**STATED PROBLEM**
Collect each line of the records containing the string "text".

[Chart and figure data]
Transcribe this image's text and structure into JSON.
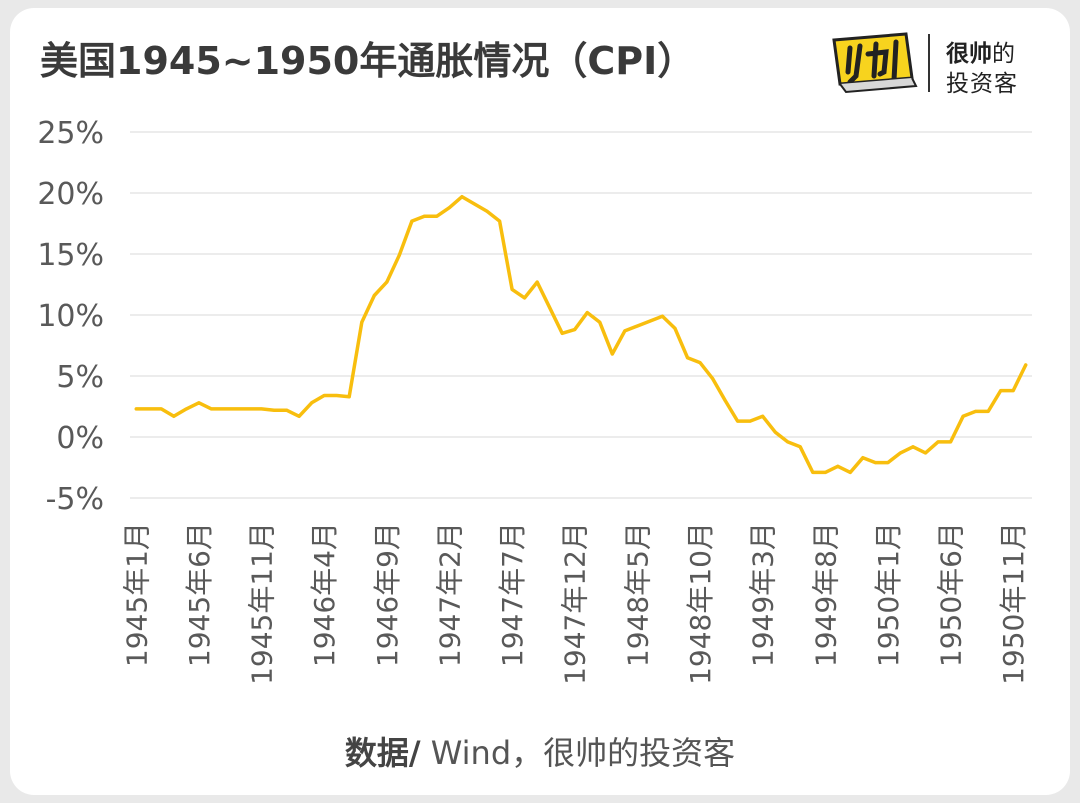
{
  "title": "美国1945~1950年通胀情况（CPI）",
  "brand": {
    "logo_icon": "shuai-logo-icon",
    "logo_color": "#F7D31E",
    "name_line1_bold": "很帅",
    "name_line1_rest": "的",
    "name_line2": "投资客"
  },
  "source": {
    "label": "数据/",
    "text": " Wind，很帅的投资客"
  },
  "chart_data": {
    "type": "line",
    "color": "#F8BE0E",
    "ylim": [
      -5,
      25
    ],
    "yticks": [
      -5,
      0,
      5,
      10,
      15,
      20,
      25
    ],
    "ytick_labels": [
      "-5%",
      "0%",
      "5%",
      "10%",
      "15%",
      "20%",
      "25%"
    ],
    "grid": true,
    "x_tick_labels": [
      "1945年1月",
      "1945年6月",
      "1945年11月",
      "1946年4月",
      "1946年9月",
      "1947年2月",
      "1947年7月",
      "1947年12月",
      "1948年5月",
      "1948年10月",
      "1949年3月",
      "1949年8月",
      "1950年1月",
      "1950年6月",
      "1950年11月"
    ],
    "x_tick_every": 5,
    "categories": [
      "1945年1月",
      "1945年2月",
      "1945年3月",
      "1945年4月",
      "1945年5月",
      "1945年6月",
      "1945年7月",
      "1945年8月",
      "1945年9月",
      "1945年10月",
      "1945年11月",
      "1945年12月",
      "1946年1月",
      "1946年2月",
      "1946年3月",
      "1946年4月",
      "1946年5月",
      "1946年6月",
      "1946年7月",
      "1946年8月",
      "1946年9月",
      "1946年10月",
      "1946年11月",
      "1946年12月",
      "1947年1月",
      "1947年2月",
      "1947年3月",
      "1947年4月",
      "1947年5月",
      "1947年6月",
      "1947年7月",
      "1947年8月",
      "1947年9月",
      "1947年10月",
      "1947年11月",
      "1947年12月",
      "1948年1月",
      "1948年2月",
      "1948年3月",
      "1948年4月",
      "1948年5月",
      "1948年6月",
      "1948年7月",
      "1948年8月",
      "1948年9月",
      "1948年10月",
      "1948年11月",
      "1948年12月",
      "1949年1月",
      "1949年2月",
      "1949年3月",
      "1949年4月",
      "1949年5月",
      "1949年6月",
      "1949年7月",
      "1949年8月",
      "1949年9月",
      "1949年10月",
      "1949年11月",
      "1949年12月",
      "1950年1月",
      "1950年2月",
      "1950年3月",
      "1950年4月",
      "1950年5月",
      "1950年6月",
      "1950年7月",
      "1950年8月",
      "1950年9月",
      "1950年10月",
      "1950年11月",
      "1950年12月"
    ],
    "values": [
      2.3,
      2.3,
      2.3,
      1.7,
      2.3,
      2.8,
      2.3,
      2.3,
      2.3,
      2.3,
      2.3,
      2.2,
      2.2,
      1.7,
      2.8,
      3.4,
      3.4,
      3.3,
      9.4,
      11.6,
      12.7,
      14.9,
      17.7,
      18.1,
      18.1,
      18.8,
      19.7,
      19.1,
      18.5,
      17.7,
      12.1,
      11.4,
      12.7,
      10.6,
      8.5,
      8.8,
      10.2,
      9.4,
      6.8,
      8.7,
      9.1,
      9.5,
      9.9,
      8.9,
      6.5,
      6.1,
      4.8,
      3.0,
      1.3,
      1.3,
      1.7,
      0.4,
      -0.4,
      -0.8,
      -2.9,
      -2.9,
      -2.4,
      -2.9,
      -1.7,
      -2.1,
      -2.1,
      -1.3,
      -0.8,
      -1.3,
      -0.4,
      -0.4,
      1.7,
      2.1,
      2.1,
      3.8,
      3.8,
      5.9
    ]
  }
}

**SOLUTION TO THE PROBLEM**
Transcribe this image's text and structure into JSON.
    "text": " Wind，很帅的投资客"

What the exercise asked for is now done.